## begin Records for the task

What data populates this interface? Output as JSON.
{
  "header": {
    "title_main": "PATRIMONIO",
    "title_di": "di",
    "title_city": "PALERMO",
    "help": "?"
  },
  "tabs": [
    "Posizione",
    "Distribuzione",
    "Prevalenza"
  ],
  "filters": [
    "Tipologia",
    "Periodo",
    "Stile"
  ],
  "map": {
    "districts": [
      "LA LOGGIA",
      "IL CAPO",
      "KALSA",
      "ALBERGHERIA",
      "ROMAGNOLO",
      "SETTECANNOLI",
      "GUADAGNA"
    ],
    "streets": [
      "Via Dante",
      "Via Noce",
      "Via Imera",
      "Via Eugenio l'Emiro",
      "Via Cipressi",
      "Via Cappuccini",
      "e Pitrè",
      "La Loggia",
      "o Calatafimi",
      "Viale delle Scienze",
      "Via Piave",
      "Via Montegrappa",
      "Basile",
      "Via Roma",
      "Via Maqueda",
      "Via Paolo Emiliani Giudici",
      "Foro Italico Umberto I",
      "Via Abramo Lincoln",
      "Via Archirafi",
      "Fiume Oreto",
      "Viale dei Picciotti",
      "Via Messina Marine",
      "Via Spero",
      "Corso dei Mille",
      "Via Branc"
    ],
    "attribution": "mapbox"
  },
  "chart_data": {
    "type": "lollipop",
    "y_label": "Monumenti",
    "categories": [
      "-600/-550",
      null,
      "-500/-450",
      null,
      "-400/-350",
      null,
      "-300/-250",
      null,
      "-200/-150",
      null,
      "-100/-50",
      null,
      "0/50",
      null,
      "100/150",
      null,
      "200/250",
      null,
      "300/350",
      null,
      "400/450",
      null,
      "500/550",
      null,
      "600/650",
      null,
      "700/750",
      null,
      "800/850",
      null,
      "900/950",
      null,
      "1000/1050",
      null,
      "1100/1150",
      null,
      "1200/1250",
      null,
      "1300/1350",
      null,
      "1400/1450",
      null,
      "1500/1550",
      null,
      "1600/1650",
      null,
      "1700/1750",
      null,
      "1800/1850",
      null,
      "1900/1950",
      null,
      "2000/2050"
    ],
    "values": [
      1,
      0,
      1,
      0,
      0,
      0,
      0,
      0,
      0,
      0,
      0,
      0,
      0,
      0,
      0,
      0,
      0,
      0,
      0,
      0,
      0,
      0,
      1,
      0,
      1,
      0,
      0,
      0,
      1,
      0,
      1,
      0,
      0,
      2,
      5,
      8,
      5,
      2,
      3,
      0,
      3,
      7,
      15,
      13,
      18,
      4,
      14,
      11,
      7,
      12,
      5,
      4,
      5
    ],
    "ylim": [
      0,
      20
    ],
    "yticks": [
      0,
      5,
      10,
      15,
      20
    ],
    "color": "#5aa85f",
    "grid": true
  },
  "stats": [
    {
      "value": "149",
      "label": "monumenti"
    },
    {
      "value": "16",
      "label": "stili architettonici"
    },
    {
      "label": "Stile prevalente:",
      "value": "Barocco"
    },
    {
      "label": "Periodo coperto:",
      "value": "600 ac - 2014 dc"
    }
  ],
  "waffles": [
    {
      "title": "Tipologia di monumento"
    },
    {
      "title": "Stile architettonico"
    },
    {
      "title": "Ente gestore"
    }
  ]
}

## end Records for the task

→ What the task requires: Scan the material above. Copy each line that holds the word "Viale".

→ Solution to this task:
      "Viale delle Scienze",
      "Viale dei Picciotti",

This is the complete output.